▶ [Work instructions]:
Identify every line in the records below that contains the word "username", and reproduce each one.

▶ [Data to use]:
┄┄┄┄┄┄┄┄┄┄
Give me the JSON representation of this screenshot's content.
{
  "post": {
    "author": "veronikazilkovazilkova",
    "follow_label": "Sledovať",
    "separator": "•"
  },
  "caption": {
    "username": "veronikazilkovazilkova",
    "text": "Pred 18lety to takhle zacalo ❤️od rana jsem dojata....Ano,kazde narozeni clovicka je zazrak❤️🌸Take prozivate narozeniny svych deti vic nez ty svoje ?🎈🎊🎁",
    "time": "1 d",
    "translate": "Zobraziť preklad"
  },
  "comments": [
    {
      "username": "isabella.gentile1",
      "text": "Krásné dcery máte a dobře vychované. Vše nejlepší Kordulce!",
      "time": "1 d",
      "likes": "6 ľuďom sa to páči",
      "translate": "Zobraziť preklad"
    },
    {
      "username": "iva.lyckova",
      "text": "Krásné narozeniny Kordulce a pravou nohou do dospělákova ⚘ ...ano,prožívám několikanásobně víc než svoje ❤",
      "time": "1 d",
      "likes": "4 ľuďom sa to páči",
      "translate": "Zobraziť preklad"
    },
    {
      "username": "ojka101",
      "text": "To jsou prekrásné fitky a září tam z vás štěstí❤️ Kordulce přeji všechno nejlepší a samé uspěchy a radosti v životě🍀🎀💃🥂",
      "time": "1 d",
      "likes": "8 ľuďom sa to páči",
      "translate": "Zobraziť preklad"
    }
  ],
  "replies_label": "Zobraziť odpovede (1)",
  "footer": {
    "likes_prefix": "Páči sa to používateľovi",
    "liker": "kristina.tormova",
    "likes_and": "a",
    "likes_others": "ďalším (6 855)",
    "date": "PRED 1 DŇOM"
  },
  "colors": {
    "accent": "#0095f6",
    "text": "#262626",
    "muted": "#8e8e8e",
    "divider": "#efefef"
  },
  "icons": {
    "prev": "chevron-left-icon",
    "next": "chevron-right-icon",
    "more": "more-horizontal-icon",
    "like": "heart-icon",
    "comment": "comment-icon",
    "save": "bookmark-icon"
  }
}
┄┄┄┄┄┄┄┄┄┄
▶ [Full solution]:
    "username": "veronikazilkovazilkova",
      "username": "isabella.gentile1",
      "username": "iva.lyckova",
      "username": "ojka101",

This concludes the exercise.